> Given exercise 1: Copy every line of the spatial layout entries below word for word, changing nothing.

> Extract to read:
This is an oversimplification, but the method is completely viable. A good friend of mine started a new fan page with zero Likes in May. He wrote a book that will not be published and available until August. He has been using this method for the last six weeks and, as of July 1, he has more than 17,000 Likes—and they are growing at more than 900 a day. I’ve been watching it daily. The growth is amazing. That leads us to social proof.

Social proof is where the market validates you. In late 2012, Nielsen, one of the nation’s largest media companies, released a market survey showing consumer/advertiser trust. Some interesting surprises were in store:

Consumer Trusts Advertiser Claims: 13%
Consumer Trusts Independent Reviews: 70%
Consumer Trusts Peer (Personal Friend) Reviews: 92%

What’s surprising is the year before, Independent Reviews were 74% and Peer Reviews were 88%. From the numbers it should be crystal clear the need to be connected to as many friends and fans as you can and communicating with them as often as possible. People buy from those they know, like, and trust.

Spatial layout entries
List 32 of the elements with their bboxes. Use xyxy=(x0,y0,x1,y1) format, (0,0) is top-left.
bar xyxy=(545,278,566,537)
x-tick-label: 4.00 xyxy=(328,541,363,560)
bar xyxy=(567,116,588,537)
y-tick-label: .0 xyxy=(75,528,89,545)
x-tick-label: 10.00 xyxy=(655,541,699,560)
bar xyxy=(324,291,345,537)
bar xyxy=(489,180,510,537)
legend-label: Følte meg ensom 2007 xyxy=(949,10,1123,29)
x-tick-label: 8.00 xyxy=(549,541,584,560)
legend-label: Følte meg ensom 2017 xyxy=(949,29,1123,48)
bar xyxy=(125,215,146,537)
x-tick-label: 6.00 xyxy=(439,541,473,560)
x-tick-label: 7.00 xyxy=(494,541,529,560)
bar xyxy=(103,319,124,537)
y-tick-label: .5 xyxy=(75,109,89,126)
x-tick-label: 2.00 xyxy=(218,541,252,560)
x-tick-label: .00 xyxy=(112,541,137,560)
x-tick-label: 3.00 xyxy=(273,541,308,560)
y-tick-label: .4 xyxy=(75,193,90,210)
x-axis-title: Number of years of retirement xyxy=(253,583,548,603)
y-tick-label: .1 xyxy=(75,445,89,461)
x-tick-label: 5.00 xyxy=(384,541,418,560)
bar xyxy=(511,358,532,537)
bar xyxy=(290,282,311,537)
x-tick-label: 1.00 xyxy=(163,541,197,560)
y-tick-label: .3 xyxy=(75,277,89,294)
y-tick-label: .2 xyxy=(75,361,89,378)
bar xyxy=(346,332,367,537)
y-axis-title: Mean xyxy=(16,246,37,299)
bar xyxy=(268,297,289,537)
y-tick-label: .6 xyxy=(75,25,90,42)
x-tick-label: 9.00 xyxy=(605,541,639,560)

> Given exercise 2: In the passage on social proof, list each source of claims or reviews that the 2012 Nielsen survey measured, along with the consumer trust percentage it received.

> Correct response 1:
List 32 of the elements with their bboxes. Use xyxy=(x0,y0,x1,y1) format, (0,0) is top-left.
bar xyxy=(545,278,566,537)
x-tick-label: 4.00 xyxy=(328,541,363,560)
bar xyxy=(567,116,588,537)
y-tick-label: .0 xyxy=(75,528,89,545)
x-tick-label: 10.00 xyxy=(655,541,699,560)
bar xyxy=(324,291,345,537)
bar xyxy=(489,180,510,537)
legend-label: Følte meg ensom 2007 xyxy=(949,10,1123,29)
x-tick-label: 8.00 xyxy=(549,541,584,560)
legend-label: Følte meg ensom 2017 xyxy=(949,29,1123,48)
bar xyxy=(125,215,146,537)
x-tick-label: 6.00 xyxy=(439,541,473,560)
x-tick-label: 7.00 xyxy=(494,541,529,560)
bar xyxy=(103,319,124,537)
y-tick-label: .5 xyxy=(75,109,89,126)
x-tick-label: 2.00 xyxy=(218,541,252,560)
x-tick-label: .00 xyxy=(112,541,137,560)
x-tick-label: 3.00 xyxy=(273,541,308,560)
y-tick-label: .4 xyxy=(75,193,90,210)
x-axis-title: Number of years of retirement xyxy=(253,583,548,603)
y-tick-label: .1 xyxy=(75,445,89,461)
x-tick-label: 5.00 xyxy=(384,541,418,560)
bar xyxy=(511,358,532,537)
bar xyxy=(290,282,311,537)
x-tick-label: 1.00 xyxy=(163,541,197,560)
y-tick-label: .3 xyxy=(75,277,89,294)
y-tick-label: .2 xyxy=(75,361,89,378)
bar xyxy=(346,332,367,537)
y-axis-title: Mean xyxy=(16,246,37,299)
bar xyxy=(268,297,289,537)
y-tick-label: .6 xyxy=(75,25,90,42)
x-tick-label: 9.00 xyxy=(605,541,639,560)

> Correct response 2:
- Advertiser Claims: 13%
- Independent Reviews: 70%
- Peer (Personal Friend) Reviews: 92%